What you need to do:
Would you write out the listing verbatim and skip every picture in it?
*-*-*
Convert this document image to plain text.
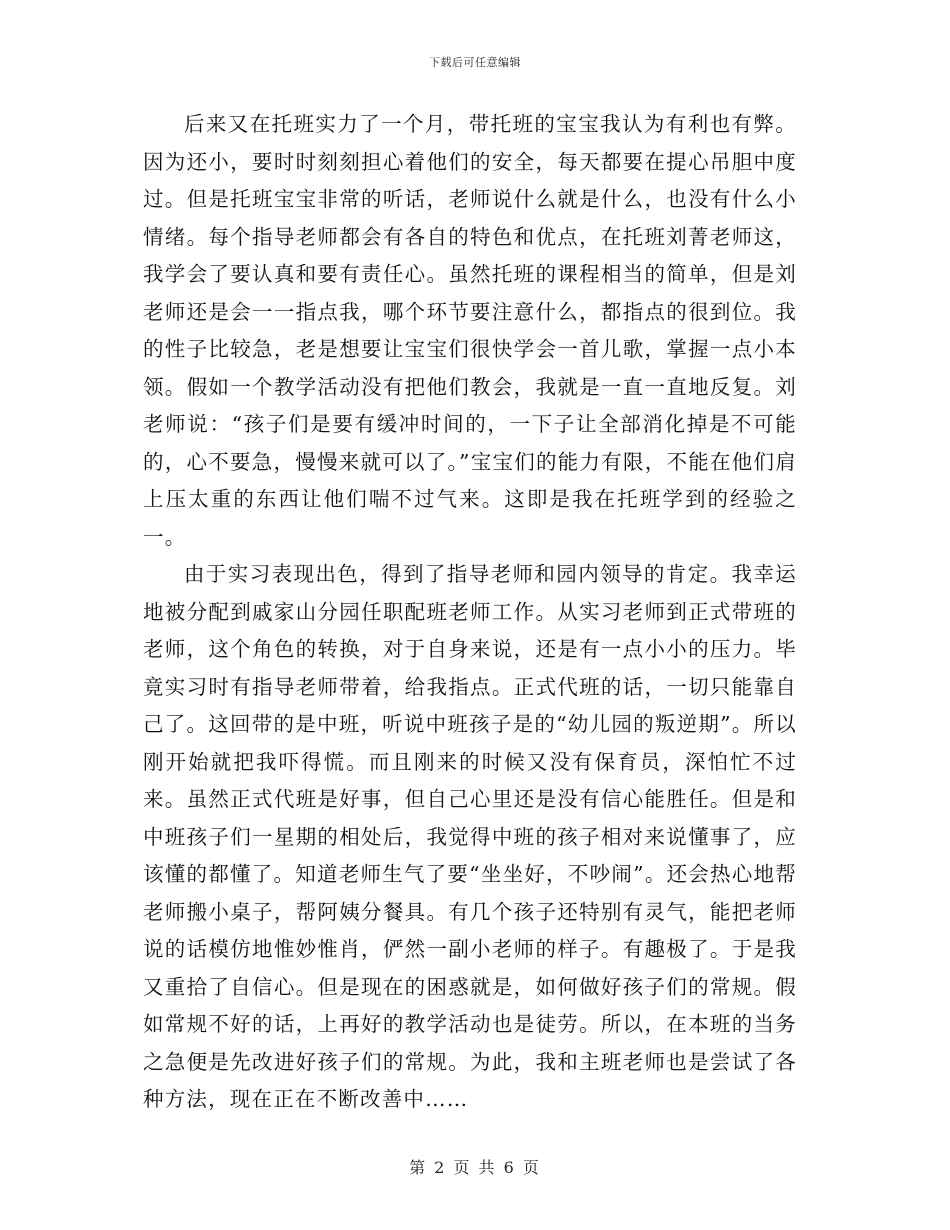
下载后可任意编辑

后来又在托班实力了一个月，带托班的宝宝我认为有利也有弊。因为还小，要时时刻刻担心着他们的安全，每天都要在提心吊胆中度过。但是托班宝宝非常的听话，老师说什么就是什么，也没有什么小情绪。每个指导老师都会有各自的特色和优点，在托班刘菁老师这，我学会了要认真和要有责任心。虽然托班的课程相当的简单，但是刘老师还是会一一指点我，哪个环节要注意什么，都指点的很到位。我的性子比较急，老是想要让宝宝们很快学会一首儿歌，掌握一点小本领。假如一个教学活动没有把他们教会，我就是一直一直地反复。刘老师说：“孩子们是要有缓冲时间的，一下子让全部消化掉是不可能的，心不要急，慢慢来就可以了。”宝宝们的能力有限，不能在他们肩上压太重的东西让他们喘不过气来。这即是我在托班学到的经验之一。

由于实习表现出色，得到了指导老师和园内领导的肯定。我幸运地被分配到戚家山分园任职配班老师工作。从实习老师到正式带班的老师，这个角色的转换，对于自身来说，还是有一点小小的压力。毕竟实习时有指导老师带着，给我指点。正式代班的话，一切只能靠自己了。这回带的是中班，听说中班孩子是的“幼儿园的叛逆期”。所以刚开始就把我吓得慌。而且刚来的时候又没有保育员，深怕忙不过来。虽然正式代班是好事，但自己心里还是没有信心能胜任。但是和中班孩子们一星期的相处后，我觉得中班的孩子相对来说懂事了，应该懂的都懂了。知道老师生气了要“坐坐好，不吵闹”。还会热心地帮老师搬小桌子，帮阿姨分餐具。有几个孩子还特别有灵气，能把老师说的话模仿地惟妙惟肖，俨然一副小老师的样子。有趣极了。于是我又重拾了自信心。但是现在的困惑就是，如何做好孩子们的常规。假如常规不好的话，上再好的教学活动也是徒劳。所以，在本班的当务之急便是先改进好孩子们的常规。为此，我和主班老师也是尝试了各种方法，现在正在不断改善中……

第 2 页 共 6 页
*-*-*
Response to the exercise:
Convert this document image to plain text.
下载后可任意编辑

后来又在托班实力了一个月，带托班的宝宝我认为有利也有弊。因为还小，要时时刻刻担心着他们的安全，每天都要在提心吊胆中度过。但是托班宝宝非常的听话，老师说什么就是什么，也没有什么小情绪。每个指导老师都会有各自的特色和优点，在托班刘菁老师这，我学会了要认真和要有责任心。虽然托班的课程相当的简单，但是刘老师还是会一一指点我，哪个环节要注意什么，都指点的很到位。我的性子比较急，老是想要让宝宝们很快学会一首儿歌，掌握一点小本领。假如一个教学活动没有把他们教会，我就是一直一直地反复。刘老师说：“孩子们是要有缓冲时间的，一下子让全部消化掉是不可能的，心不要急，慢慢来就可以了。”宝宝们的能力有限，不能在他们肩上压太重的东西让他们喘不过气来。这即是我在托班学到的经验之一。

由于实习表现出色，得到了指导老师和园内领导的肯定。我幸运地被分配到戚家山分园任职配班老师工作。从实习老师到正式带班的老师，这个角色的转换，对于自身来说，还是有一点小小的压力。毕竟实习时有指导老师带着，给我指点。正式代班的话，一切只能靠自己了。这回带的是中班，听说中班孩子是的“幼儿园的叛逆期”。所以刚开始就把我吓得慌。而且刚来的时候又没有保育员，深怕忙不过来。虽然正式代班是好事，但自己心里还是没有信心能胜任。但是和中班孩子们一星期的相处后，我觉得中班的孩子相对来说懂事了，应该懂的都懂了。知道老师生气了要“坐坐好，不吵闹”。还会热心地帮老师搬小桌子，帮阿姨分餐具。有几个孩子还特别有灵气，能把老师说的话模仿地惟妙惟肖，俨然一副小老师的样子。有趣极了。于是我又重拾了自信心。但是现在的困惑就是，如何做好孩子们的常规。假如常规不好的话，上再好的教学活动也是徒劳。所以，在本班的当务之急便是先改进好孩子们的常规。为此，我和主班老师也是尝试了各种方法，现在正在不断改善中……

第 2 页 共 6 页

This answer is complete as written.